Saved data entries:
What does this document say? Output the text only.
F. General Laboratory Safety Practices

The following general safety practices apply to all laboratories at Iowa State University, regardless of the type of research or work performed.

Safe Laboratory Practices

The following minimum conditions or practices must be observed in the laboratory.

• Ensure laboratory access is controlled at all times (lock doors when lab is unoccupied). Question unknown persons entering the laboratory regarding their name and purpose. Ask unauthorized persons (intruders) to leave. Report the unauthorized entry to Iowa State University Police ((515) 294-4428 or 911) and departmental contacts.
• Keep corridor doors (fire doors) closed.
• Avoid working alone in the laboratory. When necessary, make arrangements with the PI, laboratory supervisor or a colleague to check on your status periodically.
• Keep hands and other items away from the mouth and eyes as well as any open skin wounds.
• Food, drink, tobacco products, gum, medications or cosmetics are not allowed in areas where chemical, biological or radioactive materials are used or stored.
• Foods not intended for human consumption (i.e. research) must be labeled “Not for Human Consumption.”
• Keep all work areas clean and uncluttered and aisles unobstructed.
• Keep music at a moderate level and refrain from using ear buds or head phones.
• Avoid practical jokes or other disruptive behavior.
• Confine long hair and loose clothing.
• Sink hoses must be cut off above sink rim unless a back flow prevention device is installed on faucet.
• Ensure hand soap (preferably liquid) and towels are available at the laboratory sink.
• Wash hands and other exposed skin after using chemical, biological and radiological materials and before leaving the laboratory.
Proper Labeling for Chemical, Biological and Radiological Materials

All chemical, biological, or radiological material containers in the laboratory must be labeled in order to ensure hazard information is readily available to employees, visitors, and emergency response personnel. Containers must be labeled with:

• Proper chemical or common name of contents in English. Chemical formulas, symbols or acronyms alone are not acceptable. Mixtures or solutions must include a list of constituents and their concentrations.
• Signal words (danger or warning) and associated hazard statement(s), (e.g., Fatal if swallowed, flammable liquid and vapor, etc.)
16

_Written request_
Pull out all lines from the entries above that include the word "Keep".

_Output of the task_
• Keep corridor doors (fire doors) closed.
• Keep hands and other items away from the mouth and eyes as well as any open skin wounds.
• Keep all work areas clean and uncluttered and aisles unobstructed.
• Keep music at a moderate level and refrain from using ear buds or head phones.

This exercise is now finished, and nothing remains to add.